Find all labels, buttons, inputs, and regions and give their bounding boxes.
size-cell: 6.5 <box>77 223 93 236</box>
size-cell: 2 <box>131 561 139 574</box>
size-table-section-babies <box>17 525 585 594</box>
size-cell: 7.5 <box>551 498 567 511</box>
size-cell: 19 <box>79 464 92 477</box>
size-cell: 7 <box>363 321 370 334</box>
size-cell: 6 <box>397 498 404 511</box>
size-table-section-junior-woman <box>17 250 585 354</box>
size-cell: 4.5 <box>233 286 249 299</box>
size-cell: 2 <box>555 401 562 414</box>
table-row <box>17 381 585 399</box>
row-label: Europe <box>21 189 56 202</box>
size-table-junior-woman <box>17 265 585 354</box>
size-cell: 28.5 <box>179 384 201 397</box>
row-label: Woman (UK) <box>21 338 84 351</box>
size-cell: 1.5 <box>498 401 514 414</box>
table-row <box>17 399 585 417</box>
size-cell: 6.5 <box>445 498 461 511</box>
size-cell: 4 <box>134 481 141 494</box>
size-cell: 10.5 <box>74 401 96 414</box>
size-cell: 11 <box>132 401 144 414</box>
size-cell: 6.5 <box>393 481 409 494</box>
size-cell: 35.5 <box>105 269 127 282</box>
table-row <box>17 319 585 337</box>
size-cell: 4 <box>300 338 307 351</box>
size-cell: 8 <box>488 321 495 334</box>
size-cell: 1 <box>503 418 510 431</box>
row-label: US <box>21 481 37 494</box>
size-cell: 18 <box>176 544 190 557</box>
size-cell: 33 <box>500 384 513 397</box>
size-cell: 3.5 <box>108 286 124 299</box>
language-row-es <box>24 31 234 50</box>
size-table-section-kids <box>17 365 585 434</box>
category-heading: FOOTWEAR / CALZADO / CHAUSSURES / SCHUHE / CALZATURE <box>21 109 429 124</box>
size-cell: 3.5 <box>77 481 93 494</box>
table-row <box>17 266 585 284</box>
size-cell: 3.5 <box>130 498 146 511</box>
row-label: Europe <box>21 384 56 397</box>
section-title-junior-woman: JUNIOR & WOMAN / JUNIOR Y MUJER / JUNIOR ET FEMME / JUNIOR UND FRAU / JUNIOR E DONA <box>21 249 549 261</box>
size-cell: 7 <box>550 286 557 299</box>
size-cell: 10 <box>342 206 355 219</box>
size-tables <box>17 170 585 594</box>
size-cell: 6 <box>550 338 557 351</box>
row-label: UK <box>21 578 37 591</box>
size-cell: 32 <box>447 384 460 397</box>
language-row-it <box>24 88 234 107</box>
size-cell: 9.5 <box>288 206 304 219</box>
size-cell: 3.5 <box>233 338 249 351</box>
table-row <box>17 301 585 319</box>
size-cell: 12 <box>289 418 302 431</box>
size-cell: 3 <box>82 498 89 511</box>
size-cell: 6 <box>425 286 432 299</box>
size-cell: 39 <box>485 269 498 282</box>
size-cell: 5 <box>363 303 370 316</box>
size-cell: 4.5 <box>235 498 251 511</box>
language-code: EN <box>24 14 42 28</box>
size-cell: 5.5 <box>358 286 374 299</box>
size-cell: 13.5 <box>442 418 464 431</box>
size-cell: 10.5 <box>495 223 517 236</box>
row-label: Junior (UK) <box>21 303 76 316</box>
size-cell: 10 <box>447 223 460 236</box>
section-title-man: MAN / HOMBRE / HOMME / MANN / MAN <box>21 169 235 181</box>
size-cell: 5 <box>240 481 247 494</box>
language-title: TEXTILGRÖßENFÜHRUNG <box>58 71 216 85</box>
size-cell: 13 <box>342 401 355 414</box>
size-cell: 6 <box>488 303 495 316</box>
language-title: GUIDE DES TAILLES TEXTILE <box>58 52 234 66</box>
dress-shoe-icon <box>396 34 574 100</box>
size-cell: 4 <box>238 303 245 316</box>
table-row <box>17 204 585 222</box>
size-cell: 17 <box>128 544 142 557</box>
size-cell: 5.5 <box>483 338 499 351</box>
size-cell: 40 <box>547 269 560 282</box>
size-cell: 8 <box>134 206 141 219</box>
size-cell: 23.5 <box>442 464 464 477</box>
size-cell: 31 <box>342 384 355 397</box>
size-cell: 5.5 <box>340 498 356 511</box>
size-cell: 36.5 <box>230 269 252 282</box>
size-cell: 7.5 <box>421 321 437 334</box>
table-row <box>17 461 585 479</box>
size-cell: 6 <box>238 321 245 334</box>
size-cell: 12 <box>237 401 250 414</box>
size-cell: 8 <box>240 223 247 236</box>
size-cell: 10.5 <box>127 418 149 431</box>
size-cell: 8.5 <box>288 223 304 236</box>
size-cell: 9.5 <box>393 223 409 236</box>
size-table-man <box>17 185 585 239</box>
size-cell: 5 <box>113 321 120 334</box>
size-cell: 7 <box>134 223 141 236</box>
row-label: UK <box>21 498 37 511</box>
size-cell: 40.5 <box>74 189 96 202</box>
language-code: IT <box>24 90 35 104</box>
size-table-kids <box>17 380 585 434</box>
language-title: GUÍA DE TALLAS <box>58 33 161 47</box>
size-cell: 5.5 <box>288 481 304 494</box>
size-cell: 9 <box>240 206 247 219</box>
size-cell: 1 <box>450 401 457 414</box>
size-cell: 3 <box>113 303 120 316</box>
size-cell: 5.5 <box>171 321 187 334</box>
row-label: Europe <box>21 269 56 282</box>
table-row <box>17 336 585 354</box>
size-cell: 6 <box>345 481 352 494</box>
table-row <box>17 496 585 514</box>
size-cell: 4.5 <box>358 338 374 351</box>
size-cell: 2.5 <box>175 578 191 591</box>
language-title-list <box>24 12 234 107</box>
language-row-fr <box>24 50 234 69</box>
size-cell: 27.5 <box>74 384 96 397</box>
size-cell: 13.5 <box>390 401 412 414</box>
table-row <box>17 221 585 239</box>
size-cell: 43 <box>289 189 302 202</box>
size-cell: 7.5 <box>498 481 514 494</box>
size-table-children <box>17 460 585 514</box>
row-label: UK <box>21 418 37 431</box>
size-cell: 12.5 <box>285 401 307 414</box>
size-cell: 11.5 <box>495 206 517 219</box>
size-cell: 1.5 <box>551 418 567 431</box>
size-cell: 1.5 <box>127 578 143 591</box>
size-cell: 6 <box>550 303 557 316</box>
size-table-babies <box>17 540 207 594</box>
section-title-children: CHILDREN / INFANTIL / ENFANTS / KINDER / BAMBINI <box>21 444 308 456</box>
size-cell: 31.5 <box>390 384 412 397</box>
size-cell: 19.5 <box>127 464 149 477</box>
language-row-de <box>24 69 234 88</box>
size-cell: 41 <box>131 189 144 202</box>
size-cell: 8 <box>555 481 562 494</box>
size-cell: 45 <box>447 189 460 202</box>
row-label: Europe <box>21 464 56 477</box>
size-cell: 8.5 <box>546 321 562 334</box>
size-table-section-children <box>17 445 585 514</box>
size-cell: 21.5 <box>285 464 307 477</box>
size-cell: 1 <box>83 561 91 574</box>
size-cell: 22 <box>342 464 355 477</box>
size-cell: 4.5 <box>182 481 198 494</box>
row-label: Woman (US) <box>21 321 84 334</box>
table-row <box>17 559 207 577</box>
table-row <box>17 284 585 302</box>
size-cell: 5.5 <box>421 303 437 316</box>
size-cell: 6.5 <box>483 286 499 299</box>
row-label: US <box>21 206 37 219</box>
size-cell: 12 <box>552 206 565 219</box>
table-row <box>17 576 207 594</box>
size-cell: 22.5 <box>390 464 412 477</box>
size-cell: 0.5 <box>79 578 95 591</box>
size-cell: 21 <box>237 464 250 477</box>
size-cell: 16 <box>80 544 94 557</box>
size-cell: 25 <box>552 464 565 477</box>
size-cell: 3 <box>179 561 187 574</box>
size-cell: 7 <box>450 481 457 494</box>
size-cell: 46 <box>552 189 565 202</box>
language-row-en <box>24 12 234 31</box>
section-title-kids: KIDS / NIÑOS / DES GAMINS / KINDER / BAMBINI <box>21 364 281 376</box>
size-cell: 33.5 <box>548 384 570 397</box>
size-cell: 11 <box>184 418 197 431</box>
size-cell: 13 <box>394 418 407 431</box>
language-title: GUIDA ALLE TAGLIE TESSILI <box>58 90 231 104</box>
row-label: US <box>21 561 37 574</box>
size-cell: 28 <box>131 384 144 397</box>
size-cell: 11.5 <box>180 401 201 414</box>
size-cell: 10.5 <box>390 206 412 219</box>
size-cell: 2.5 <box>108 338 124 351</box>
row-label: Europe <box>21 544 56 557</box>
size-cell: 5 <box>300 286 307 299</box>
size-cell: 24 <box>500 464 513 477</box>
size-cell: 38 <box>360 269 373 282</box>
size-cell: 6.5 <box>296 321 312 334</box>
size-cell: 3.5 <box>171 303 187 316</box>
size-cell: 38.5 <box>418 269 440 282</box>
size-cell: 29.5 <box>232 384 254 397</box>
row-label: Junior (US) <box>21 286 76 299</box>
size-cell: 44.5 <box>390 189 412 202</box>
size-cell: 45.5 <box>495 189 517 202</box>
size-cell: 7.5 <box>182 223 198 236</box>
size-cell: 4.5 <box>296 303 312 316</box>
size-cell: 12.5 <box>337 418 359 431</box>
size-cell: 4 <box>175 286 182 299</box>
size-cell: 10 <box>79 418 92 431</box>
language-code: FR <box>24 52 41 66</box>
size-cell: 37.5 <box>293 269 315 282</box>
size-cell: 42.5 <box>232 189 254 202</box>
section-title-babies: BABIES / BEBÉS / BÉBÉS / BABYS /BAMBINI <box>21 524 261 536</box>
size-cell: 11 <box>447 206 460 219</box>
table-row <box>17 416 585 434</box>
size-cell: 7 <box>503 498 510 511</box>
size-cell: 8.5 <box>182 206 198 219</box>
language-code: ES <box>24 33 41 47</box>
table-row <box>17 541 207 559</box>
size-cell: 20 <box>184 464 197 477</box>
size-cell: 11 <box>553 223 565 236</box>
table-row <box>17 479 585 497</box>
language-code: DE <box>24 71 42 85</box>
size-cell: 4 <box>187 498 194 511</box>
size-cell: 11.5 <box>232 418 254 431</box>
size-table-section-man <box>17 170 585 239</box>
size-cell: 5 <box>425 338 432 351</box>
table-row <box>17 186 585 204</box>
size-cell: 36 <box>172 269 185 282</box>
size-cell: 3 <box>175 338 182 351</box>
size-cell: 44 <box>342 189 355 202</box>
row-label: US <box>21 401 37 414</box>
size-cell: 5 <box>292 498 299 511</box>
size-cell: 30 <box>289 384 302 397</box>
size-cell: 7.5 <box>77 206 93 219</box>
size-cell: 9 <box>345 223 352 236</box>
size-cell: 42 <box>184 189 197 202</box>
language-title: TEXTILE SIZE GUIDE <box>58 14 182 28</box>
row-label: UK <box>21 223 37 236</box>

···

Required work
Recast the records from their first line through the line containing "size-cell: 4.5 <box>233 286 249 299</box>" as a Markdown table with the columns Row and Entry, numbering each line and omitting any blank lines.

The reply
| Row | Entry |
|---|---|
| 1 | Find all labels, buttons, inputs, and regions and give their bounding boxes. |
| 2 | size-cell: 6.5 <box>77 223 93 236</box> |
| 3 | size-cell: 2 <box>131 561 139 574</box> |
| 4 | size-table-section-babies <box>17 525 585 594</box> |
| 5 | size-cell: 7.5 <box>551 498 567 511</box> |
| 6 | size-cell: 19 <box>79 464 92 477</box> |
| 7 | size-cell: 7 <box>363 321 370 334</box> |
| 8 | size-cell: 6 <box>397 498 404 511</box> |
| 9 | size-table-section-junior-woman <box>17 250 585 354</box> |
| 10 | size-cell: 4.5 <box>233 286 249 299</box> |